* **PROBLEM TO SOLVE**
Find every line in the records below that contains the word "Accuracy", and copy each such line.

───

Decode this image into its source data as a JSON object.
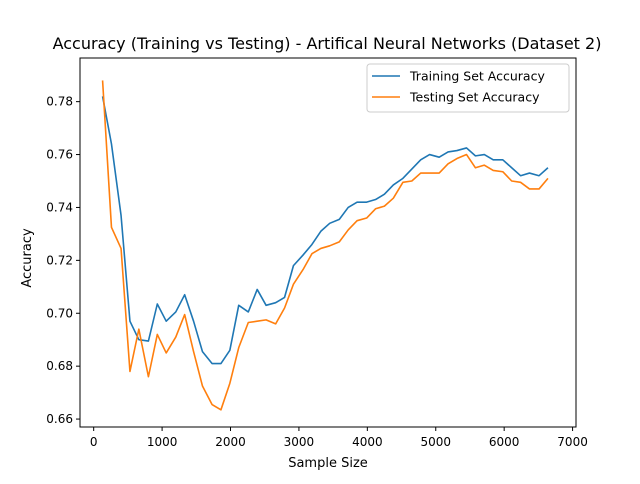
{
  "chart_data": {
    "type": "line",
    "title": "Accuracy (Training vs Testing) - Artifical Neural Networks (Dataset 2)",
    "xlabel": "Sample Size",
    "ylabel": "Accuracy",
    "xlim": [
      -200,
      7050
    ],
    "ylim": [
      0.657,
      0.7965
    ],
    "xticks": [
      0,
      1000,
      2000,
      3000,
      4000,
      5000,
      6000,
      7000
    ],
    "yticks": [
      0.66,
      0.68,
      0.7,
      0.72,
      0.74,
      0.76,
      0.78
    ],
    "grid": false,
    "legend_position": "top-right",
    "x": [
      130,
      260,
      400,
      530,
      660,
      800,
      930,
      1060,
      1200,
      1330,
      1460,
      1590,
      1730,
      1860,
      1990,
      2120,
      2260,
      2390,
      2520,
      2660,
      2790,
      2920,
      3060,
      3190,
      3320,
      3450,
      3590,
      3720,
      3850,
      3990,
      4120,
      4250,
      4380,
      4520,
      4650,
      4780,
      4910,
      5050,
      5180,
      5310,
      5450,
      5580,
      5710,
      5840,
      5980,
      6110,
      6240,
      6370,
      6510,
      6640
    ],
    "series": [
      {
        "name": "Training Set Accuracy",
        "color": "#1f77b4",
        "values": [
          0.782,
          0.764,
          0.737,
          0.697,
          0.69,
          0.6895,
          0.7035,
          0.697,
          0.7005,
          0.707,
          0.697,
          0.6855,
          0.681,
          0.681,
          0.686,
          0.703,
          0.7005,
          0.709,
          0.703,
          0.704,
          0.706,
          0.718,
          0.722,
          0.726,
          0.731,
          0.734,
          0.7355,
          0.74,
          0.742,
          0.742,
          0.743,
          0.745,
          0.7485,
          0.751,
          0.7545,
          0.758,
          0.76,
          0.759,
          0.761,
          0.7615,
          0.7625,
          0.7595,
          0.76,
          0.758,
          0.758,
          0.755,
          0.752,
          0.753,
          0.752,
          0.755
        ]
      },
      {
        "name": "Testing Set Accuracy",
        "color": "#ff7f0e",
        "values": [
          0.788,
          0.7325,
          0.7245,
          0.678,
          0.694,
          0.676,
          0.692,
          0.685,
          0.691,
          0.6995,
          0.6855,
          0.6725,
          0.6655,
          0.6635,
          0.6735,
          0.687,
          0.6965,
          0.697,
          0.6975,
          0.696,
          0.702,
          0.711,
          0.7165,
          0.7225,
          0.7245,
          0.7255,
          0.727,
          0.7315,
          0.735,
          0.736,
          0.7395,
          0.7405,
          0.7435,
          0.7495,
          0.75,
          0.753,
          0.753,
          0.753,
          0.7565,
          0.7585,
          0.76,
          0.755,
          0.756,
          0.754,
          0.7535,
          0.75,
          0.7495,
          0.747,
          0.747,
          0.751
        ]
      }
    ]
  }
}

───

* **FINAL RESULT**
    "title": "Accuracy (Training vs Testing) - Artifical Neural Networks (Dataset 2)",
    "ylabel": "Accuracy",
        "name": "Training Set Accuracy",
        "name": "Testing Set Accuracy",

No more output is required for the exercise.